● TASK DETAILS: Which lines hold the string "panel"? Copy every one of them.

● MATERIAL TO PROCESS:
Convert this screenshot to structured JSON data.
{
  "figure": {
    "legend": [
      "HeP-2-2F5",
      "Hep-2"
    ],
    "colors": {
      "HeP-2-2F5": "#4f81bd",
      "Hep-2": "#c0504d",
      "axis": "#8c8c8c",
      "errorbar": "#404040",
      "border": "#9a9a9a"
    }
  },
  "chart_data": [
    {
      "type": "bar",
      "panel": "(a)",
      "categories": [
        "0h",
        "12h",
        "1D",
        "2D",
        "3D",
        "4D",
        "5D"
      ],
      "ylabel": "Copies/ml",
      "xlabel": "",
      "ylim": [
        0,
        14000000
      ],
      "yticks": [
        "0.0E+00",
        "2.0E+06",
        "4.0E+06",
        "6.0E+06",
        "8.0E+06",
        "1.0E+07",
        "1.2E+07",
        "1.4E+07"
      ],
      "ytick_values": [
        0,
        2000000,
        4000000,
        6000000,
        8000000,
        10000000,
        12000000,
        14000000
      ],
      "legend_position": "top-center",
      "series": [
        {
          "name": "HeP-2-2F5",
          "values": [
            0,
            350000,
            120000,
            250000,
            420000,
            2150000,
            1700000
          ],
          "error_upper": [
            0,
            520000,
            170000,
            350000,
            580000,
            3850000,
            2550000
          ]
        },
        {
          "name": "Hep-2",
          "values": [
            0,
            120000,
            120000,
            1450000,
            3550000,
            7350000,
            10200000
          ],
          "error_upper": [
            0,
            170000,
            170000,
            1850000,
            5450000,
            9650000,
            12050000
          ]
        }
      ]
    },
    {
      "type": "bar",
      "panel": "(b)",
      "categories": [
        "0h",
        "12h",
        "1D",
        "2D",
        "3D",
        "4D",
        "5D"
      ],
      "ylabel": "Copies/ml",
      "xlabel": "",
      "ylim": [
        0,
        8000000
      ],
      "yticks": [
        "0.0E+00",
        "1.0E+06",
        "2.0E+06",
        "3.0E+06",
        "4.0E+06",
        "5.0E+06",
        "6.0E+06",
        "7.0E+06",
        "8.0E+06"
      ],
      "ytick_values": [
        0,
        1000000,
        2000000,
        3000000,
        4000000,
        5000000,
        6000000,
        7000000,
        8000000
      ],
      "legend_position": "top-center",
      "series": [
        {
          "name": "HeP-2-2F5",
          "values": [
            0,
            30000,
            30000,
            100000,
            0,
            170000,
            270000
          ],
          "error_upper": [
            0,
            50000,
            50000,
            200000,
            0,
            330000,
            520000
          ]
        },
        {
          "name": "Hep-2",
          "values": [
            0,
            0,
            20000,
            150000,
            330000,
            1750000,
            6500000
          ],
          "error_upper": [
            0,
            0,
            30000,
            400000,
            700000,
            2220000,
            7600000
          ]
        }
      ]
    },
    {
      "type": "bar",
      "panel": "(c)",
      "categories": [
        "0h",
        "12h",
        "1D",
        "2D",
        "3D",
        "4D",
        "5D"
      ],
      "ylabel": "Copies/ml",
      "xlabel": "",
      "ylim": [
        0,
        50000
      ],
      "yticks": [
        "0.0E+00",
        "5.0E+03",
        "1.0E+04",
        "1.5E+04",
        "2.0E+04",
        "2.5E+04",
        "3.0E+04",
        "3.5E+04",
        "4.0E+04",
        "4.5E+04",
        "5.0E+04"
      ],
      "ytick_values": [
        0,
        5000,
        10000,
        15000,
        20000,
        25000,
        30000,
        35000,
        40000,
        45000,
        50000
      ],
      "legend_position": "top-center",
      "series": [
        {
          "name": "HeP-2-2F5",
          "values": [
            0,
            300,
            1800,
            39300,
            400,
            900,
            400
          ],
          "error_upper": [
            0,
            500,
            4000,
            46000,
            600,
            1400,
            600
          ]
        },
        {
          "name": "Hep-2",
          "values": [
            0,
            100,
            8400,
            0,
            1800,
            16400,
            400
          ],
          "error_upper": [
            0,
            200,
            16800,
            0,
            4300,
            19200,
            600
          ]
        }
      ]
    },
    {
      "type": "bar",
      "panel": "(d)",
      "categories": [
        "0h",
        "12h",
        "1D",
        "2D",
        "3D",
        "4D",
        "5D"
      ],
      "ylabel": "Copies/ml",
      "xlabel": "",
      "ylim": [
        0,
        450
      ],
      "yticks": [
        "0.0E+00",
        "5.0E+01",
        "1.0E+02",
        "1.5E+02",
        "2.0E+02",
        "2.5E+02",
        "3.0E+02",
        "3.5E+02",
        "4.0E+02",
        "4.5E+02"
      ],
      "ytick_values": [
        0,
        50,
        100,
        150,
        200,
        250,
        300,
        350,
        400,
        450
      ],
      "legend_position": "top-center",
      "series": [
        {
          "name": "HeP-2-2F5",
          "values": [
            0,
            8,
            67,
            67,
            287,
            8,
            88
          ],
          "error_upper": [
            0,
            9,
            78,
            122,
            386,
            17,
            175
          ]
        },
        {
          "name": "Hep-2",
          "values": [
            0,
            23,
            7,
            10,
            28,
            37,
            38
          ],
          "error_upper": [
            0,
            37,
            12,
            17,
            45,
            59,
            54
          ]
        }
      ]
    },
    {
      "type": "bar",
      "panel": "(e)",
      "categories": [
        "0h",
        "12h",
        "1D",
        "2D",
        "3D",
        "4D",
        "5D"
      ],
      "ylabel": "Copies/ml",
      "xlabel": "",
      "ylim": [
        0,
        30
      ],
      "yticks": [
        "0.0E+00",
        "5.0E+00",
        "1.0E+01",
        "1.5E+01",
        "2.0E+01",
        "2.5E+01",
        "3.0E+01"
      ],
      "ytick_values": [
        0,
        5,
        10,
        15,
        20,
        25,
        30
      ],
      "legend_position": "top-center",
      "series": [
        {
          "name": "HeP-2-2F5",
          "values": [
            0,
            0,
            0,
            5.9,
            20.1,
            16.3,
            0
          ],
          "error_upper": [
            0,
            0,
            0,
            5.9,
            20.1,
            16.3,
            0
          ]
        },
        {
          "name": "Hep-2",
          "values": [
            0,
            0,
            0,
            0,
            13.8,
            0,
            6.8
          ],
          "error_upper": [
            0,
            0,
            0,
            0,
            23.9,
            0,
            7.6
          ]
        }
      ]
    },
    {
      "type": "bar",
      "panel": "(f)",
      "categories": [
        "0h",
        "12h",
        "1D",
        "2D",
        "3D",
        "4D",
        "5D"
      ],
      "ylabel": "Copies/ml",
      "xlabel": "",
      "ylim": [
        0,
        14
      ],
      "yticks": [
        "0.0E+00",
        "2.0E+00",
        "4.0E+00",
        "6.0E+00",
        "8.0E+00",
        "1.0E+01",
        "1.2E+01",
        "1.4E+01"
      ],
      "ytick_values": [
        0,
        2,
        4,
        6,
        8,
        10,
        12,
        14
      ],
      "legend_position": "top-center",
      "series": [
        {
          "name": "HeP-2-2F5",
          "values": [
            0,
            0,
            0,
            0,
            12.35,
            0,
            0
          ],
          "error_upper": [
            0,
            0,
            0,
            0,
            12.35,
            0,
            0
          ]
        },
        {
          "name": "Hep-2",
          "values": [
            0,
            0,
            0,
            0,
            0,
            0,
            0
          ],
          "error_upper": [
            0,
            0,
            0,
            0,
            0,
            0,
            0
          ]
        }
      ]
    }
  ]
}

● RESULT FOR THIS TASK:
      "panel": "(a)",
      "panel": "(b)",
      "panel": "(c)",
      "panel": "(d)",
      "panel": "(e)",
      "panel": "(f)",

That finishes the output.